#### The task
Wherever the string "tebranishning" appears in a line, extract that line.
-- begin Exercise data --
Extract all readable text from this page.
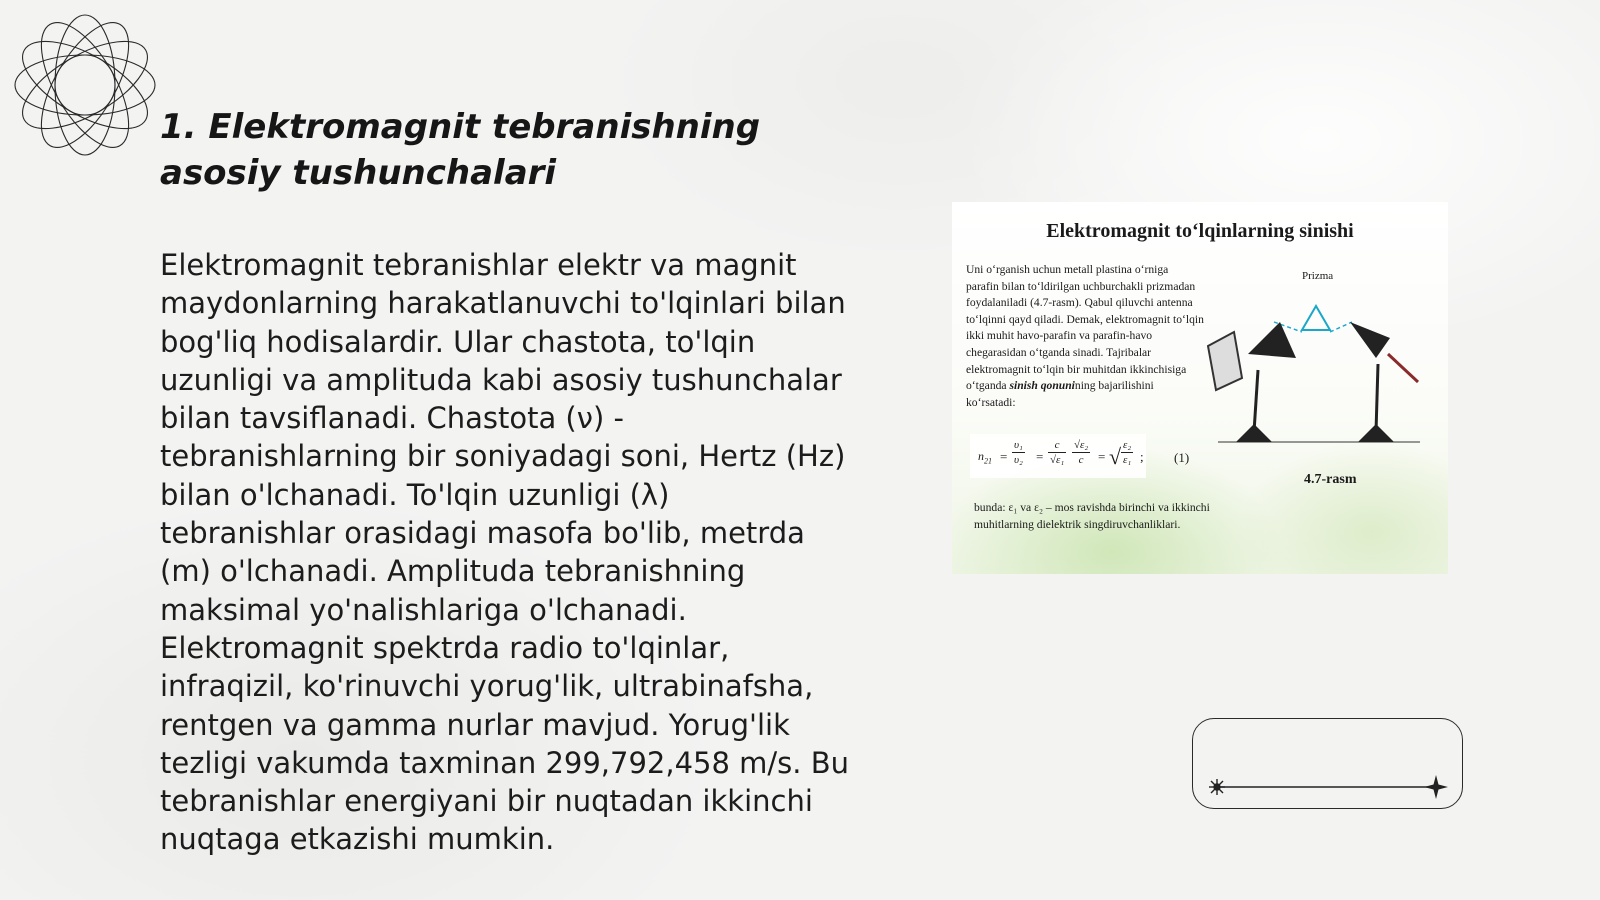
1. Elektromagnit tebranishning asosiy tushunchalari

Elektromagnit tebranishlar elektr va magnit maydonlarning harakatlanuvchi to'lqinlari bilan bog'liq hodisalardir. Ular chastota, to'lqin uzunligi va amplituda kabi asosiy tushunchalar bilan tavsiflanadi. Chastota (ν) - tebranishlarning bir soniyadagi soni, Hertz (Hz) bilan o'lchanadi. To'lqin uzunligi (λ) tebranishlar orasidagi masofa bo'lib, metrda (m) o'lchanadi. Amplituda tebranishning maksimal yo'nalishlariga o'lchanadi. Elektromagnit spektrda radio to'lqinlar, infraqizil, ko'rinuvchi yorug'lik, ultrabinafsha, rentgen va gamma nurlar mavjud. Yorug'lik tezligi vakumda taxminan 299,792,458 m/s. Bu tebranishlar energiyani bir nuqtadan ikkinchi nuqtaga etkazishi mumkin.

Elektromagnit to‘lqinlarning sinishi

Uni o‘rganish uchun metall plastina o‘rniga parafin bilan to‘ldirilgan uchburchakli prizmadan foydalaniladi (4.7-rasm). Qabul qiluvchi antenna to‘lqinni qayd qiladi. Demak, elektromagnit to‘lqin ikki muhit havo-parafin va parafin-havo chegarasidan o‘tganda sinadi. Tajribalar elektromagnit to‘lqin bir muhitdan ikkinchisiga o‘tganda sinish qonunining bajarilishini ko‘rsatadi:

$n_{21}$ =
υ₁
υ₂ =
c
√ε₁
√ε₂
c = √ ε₂
ε₁ ; (1)

bunda: ε₁ va ε₂ – mos ravishda birinchi va ikkinchi muhitlarning dielektrik singdiruvchanliklari.

Prizma
4.7-rasm
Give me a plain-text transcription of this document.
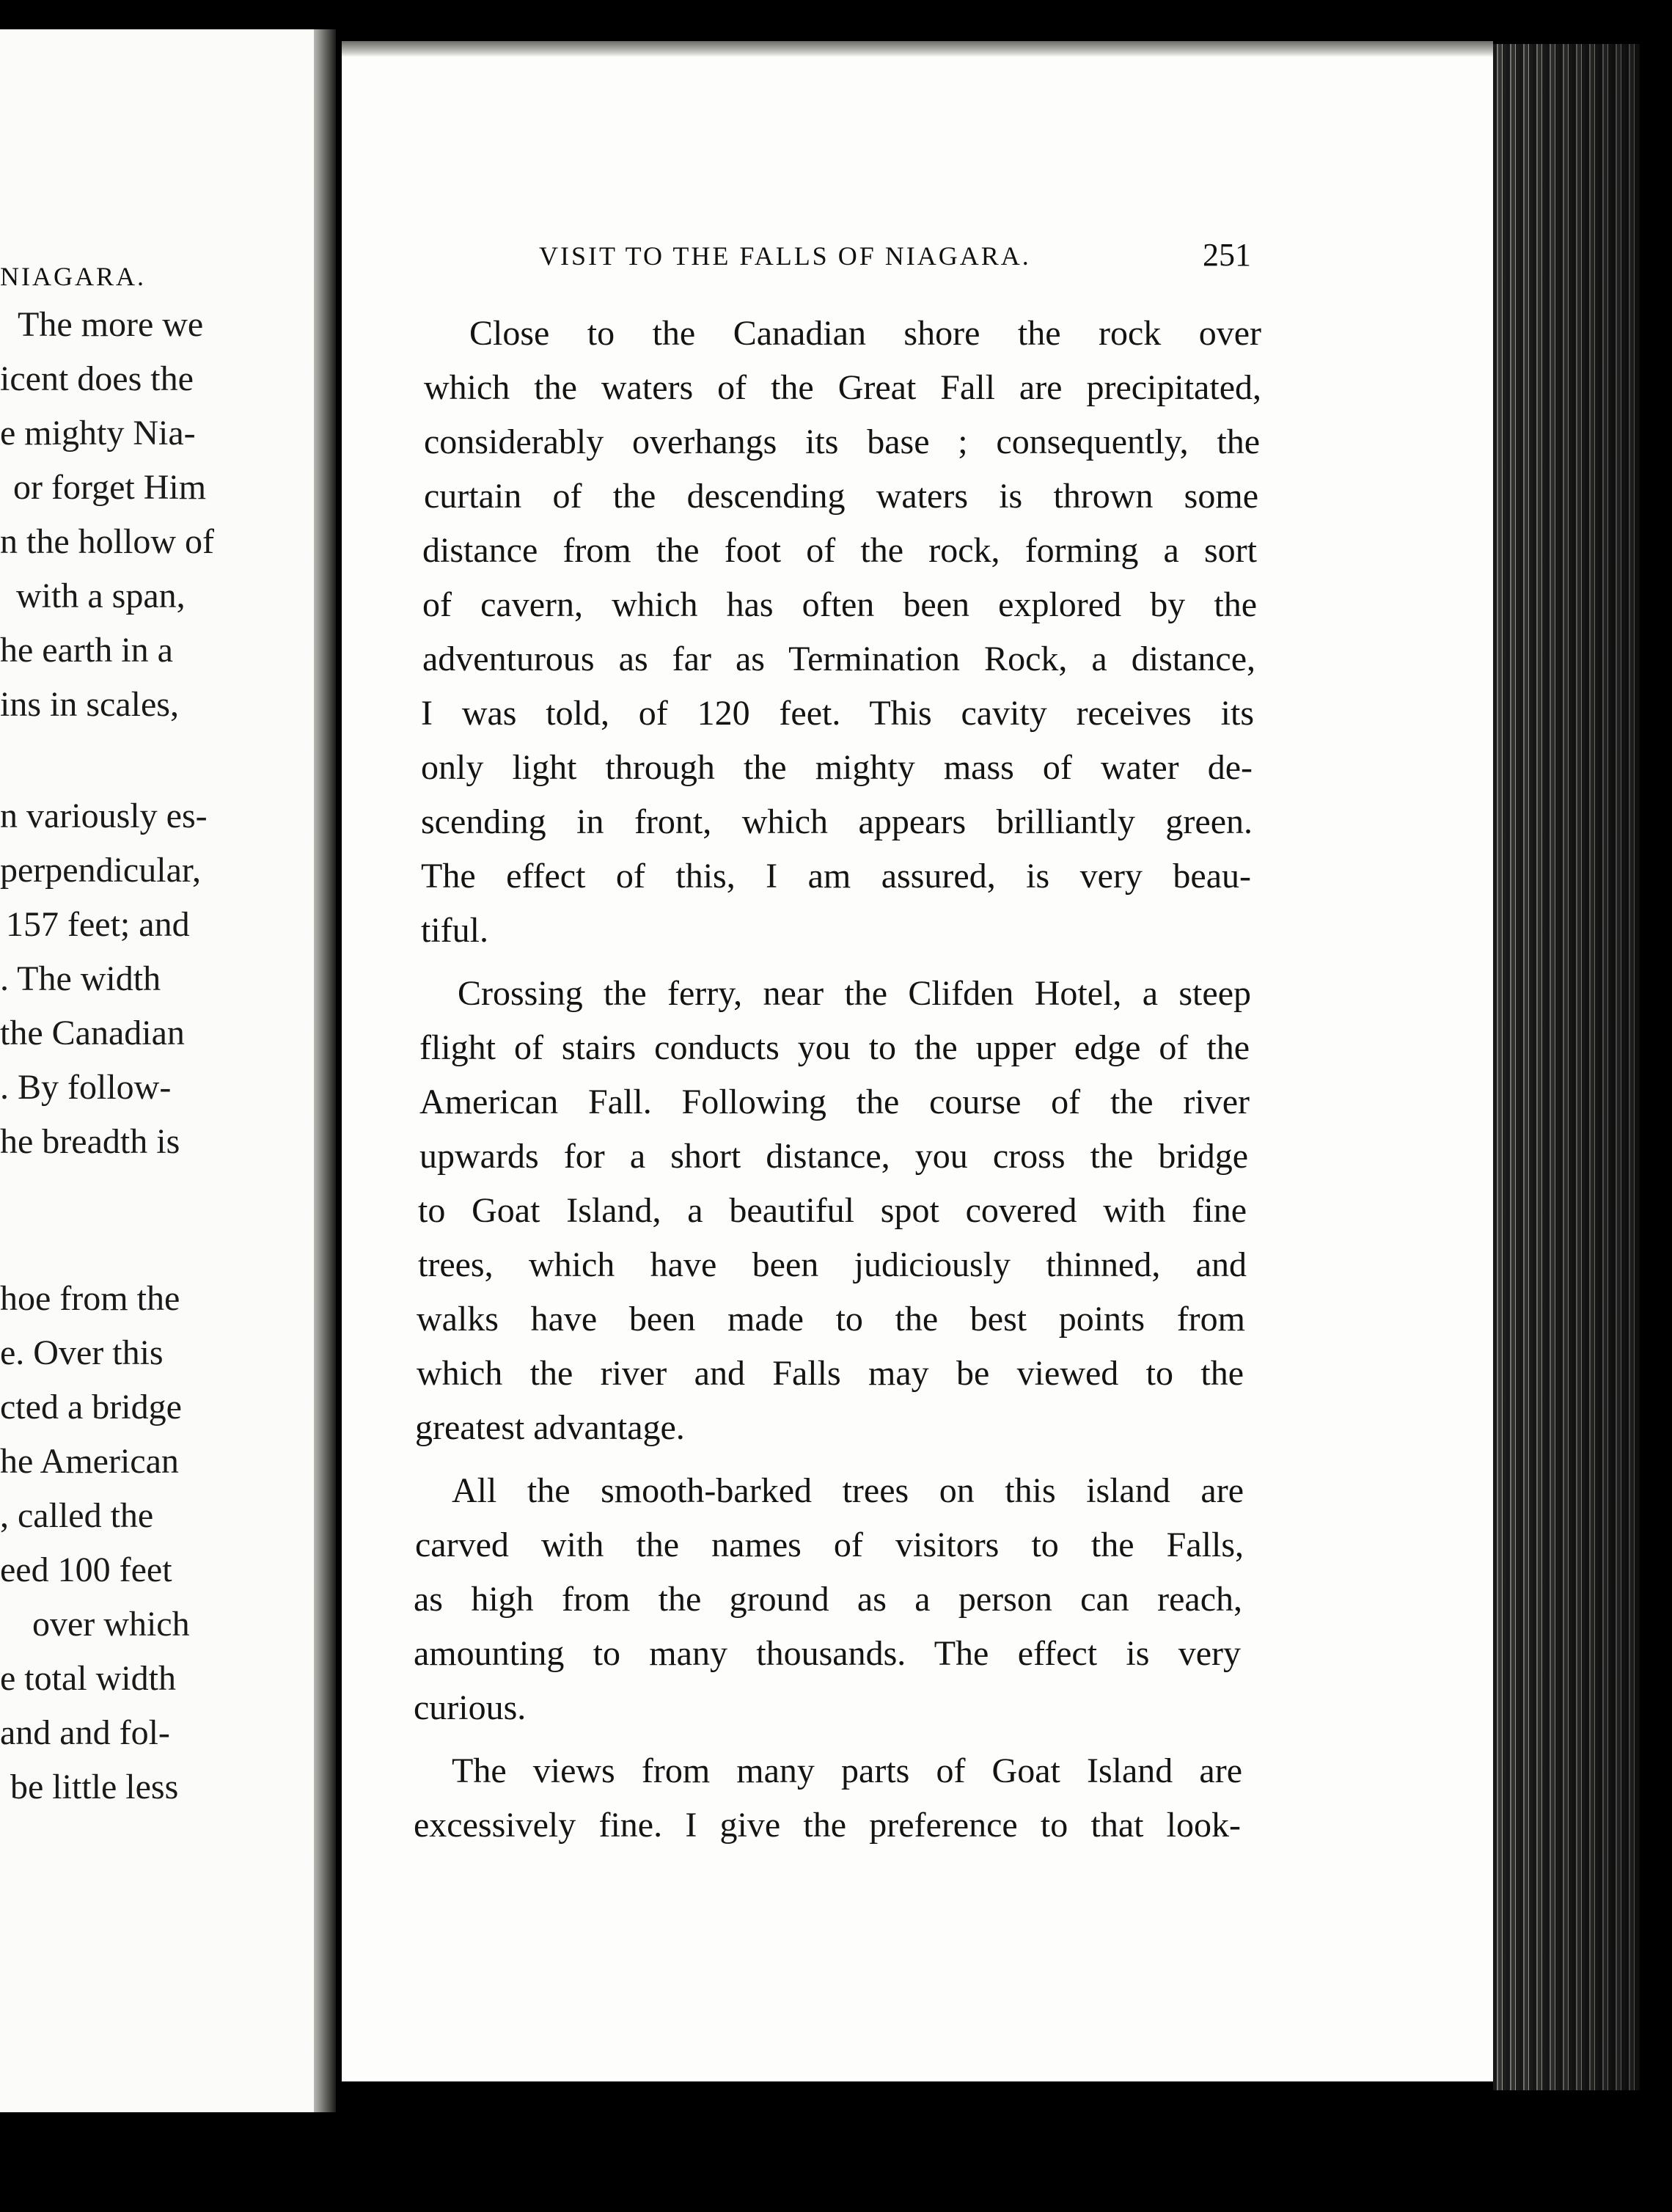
NIAGARA.
The more we
icent does the
e mighty Nia-
or forget Him
n the hollow of
with a span,
he earth in a
ins in scales,
n variously es-
perpendicular,
157 feet; and
. The width
the Canadian
. By follow-
he breadth is
hoe from the
e. Over this
cted a bridge
he American
, called the
eed 100 feet
over which
e total width
and and fol-
be little less
VISIT TO THE FALLS OF NIAGARA.	251
Close to the Canadian shore the rock over
which the waters of the Great Fall are precipitated,
considerably overhangs its base ; consequently, the
curtain of the descending waters is thrown some
distance from the foot of the rock, forming a sort
of cavern, which has often been explored by the
adventurous as far as Termination Rock, a distance,
I was told, of 120 feet. This cavity receives its
only light through the mighty mass of water de-
scending in front, which appears brilliantly green.
The effect of this, I am assured, is very beau-
tiful.
Crossing the ferry, near the Clifden Hotel, a steep
flight of stairs conducts you to the upper edge of the
American Fall. Following the course of the river
upwards for a short distance, you cross the bridge
to Goat Island, a beautiful spot covered with fine
trees, which have been judiciously thinned, and
walks have been made to the best points from
which the river and Falls may be viewed to the
greatest advantage.
All the smooth-barked trees on this island are
carved with the names of visitors to the Falls,
as high from the ground as a person can reach,
amounting to many thousands. The effect is very
curious.
The views from many parts of Goat Island are
excessively fine. I give the preference to that look-
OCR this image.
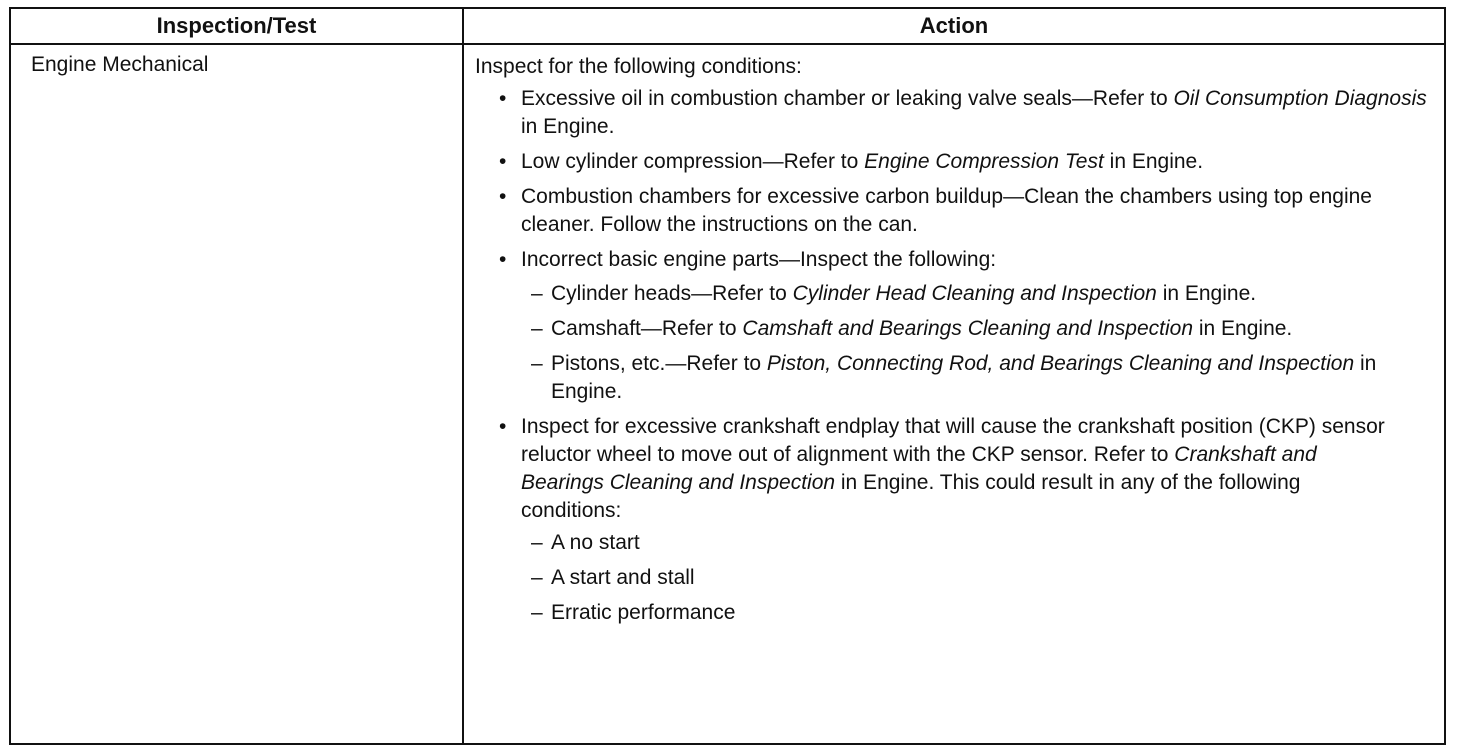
Inspection/Test	Action
Engine Mechanical	Inspect for the following conditions:

• Excessive oil in combustion chamber or leaking valve seals—Refer to Oil Consumption Diagnosis in Engine.
• Low cylinder compression—Refer to Engine Compression Test in Engine.
• Combustion chambers for excessive carbon buildup—Clean the chambers using top engine cleaner. Follow the instructions on the can.
• Incorrect basic engine parts—Inspect the following:
– Cylinder heads—Refer to Cylinder Head Cleaning and Inspection in Engine.
– Camshaft—Refer to Camshaft and Bearings Cleaning and Inspection in Engine.
– Pistons, etc.—Refer to Piston, Connecting Rod, and Bearings Cleaning and Inspection in Engine.
• Inspect for excessive crankshaft endplay that will cause the crankshaft position (CKP) sensor reluctor wheel to move out of alignment with the CKP sensor. Refer to Crankshaft and Bearings Cleaning and Inspection in Engine. This could result in any of the following conditions:
– A no start
– A start and stall
– Erratic performance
-- end Exercise data --
#### Solution for this exercise
1. Elektromagnit tebranishning asosiy tushunchalari
Elektromagnit tebranishlar elektr va magnit maydonlarning harakatlanuvchi to'lqinlari bilan bog'liq hodisalardir. Ular chastota, to'lqin uzunligi va amplituda kabi asosiy tushunchalar bilan tavsiflanadi. Chastota (ν) - tebranishlarning bir soniyadagi soni, Hertz (Hz) bilan o'lchanadi. To'lqin uzunligi (λ) tebranishlar orasidagi masofa bo'lib, metrda (m) o'lchanadi. Amplituda tebranishning maksimal yo'nalishlariga o'lchanadi. Elektromagnit spektrda radio to'lqinlar, infraqizil, ko'rinuvchi yorug'lik, ultrabinafsha, rentgen va gamma nurlar mavjud. Yorug'lik tezligi vakumda taxminan 299,792,458 m/s. Bu tebranishlar energiyani bir nuqtadan ikkinchi nuqtaga etkazishi mumkin.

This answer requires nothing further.